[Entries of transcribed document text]
_____

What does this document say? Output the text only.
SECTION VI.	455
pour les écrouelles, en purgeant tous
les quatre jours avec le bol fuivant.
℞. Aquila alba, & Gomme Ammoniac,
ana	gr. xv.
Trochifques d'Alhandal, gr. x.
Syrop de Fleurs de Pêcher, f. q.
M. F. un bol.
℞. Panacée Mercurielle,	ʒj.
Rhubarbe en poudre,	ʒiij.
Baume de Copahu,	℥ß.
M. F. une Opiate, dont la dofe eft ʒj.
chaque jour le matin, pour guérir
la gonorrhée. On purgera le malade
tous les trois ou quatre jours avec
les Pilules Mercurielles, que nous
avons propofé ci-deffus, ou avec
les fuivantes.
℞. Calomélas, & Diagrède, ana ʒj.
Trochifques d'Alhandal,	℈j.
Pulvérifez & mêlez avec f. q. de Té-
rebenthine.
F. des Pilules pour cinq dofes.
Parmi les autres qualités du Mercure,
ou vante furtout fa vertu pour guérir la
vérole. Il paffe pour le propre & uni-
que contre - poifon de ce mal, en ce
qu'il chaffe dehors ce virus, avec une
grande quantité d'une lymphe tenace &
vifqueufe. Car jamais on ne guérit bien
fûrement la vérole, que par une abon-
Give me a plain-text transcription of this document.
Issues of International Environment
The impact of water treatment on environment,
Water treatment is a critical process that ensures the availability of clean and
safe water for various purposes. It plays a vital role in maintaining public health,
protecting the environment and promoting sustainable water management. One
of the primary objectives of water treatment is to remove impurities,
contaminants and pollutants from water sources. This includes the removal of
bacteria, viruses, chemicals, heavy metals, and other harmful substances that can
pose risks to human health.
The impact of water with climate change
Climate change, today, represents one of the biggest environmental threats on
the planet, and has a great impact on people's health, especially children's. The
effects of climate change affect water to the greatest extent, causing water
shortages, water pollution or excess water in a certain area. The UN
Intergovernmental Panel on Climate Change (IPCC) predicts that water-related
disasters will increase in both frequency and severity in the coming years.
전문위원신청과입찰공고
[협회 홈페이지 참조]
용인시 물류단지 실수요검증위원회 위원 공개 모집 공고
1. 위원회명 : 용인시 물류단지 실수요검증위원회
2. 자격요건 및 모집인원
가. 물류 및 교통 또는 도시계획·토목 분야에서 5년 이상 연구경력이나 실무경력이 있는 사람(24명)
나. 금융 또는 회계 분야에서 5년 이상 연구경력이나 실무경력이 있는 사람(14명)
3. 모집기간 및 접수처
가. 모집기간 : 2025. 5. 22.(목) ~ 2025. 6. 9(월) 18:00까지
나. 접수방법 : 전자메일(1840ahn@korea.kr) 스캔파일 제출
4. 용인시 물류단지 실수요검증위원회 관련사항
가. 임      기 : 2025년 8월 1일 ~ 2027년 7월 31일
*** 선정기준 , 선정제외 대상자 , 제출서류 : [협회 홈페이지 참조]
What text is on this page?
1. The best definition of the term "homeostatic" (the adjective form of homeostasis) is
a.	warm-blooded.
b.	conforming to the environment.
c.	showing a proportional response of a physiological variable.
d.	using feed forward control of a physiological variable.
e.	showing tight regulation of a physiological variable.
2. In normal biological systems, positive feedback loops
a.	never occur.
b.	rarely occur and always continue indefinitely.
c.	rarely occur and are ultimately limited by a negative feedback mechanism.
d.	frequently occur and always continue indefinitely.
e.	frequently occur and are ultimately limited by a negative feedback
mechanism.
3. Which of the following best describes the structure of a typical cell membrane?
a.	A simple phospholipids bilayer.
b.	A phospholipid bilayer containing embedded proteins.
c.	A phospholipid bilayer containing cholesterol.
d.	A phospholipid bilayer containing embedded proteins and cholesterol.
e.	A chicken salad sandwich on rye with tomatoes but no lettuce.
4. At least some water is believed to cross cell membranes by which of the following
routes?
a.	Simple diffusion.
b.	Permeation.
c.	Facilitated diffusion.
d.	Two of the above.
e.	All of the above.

_____

In the entries, how many lines include the string "best"? Only the number should be given.

-- Answer to this task --
2